Stated exercise:
Read the listing and extract each line that includes the word "arrow".

[Collected data]
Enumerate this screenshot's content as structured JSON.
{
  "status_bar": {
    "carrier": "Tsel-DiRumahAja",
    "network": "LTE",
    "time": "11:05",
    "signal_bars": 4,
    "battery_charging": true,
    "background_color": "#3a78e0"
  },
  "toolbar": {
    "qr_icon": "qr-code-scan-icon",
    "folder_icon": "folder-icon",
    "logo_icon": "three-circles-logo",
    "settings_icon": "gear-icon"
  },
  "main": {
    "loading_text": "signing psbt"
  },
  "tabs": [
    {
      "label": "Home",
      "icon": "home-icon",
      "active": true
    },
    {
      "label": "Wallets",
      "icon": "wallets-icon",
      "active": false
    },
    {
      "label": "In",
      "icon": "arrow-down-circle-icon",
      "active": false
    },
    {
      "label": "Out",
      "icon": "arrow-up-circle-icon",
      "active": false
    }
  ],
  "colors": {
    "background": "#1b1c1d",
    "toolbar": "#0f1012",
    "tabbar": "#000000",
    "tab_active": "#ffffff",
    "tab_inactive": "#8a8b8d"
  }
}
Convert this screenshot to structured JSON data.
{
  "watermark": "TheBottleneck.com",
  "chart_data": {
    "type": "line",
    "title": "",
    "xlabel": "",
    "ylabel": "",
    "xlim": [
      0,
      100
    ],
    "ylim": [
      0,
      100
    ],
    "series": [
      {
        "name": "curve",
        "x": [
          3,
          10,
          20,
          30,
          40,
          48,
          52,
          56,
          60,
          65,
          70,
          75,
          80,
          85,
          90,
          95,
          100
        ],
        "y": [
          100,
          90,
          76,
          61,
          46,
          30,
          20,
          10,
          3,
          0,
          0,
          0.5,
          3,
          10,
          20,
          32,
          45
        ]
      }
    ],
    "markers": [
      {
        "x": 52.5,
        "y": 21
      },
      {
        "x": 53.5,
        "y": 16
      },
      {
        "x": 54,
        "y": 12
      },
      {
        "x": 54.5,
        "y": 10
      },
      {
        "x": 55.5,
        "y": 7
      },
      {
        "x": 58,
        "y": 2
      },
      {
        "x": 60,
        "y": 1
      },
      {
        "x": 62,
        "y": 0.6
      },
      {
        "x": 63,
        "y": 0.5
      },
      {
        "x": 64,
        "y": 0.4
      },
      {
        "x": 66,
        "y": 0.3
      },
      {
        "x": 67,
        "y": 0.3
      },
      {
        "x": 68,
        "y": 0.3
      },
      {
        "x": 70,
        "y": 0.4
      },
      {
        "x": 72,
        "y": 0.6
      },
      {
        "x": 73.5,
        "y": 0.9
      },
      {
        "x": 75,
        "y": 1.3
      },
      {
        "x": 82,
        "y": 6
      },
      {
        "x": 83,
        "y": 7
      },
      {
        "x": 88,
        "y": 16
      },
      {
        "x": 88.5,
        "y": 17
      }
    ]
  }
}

Response to the task:
      "icon": "arrow-down-circle-icon",
      "icon": "arrow-up-circle-icon",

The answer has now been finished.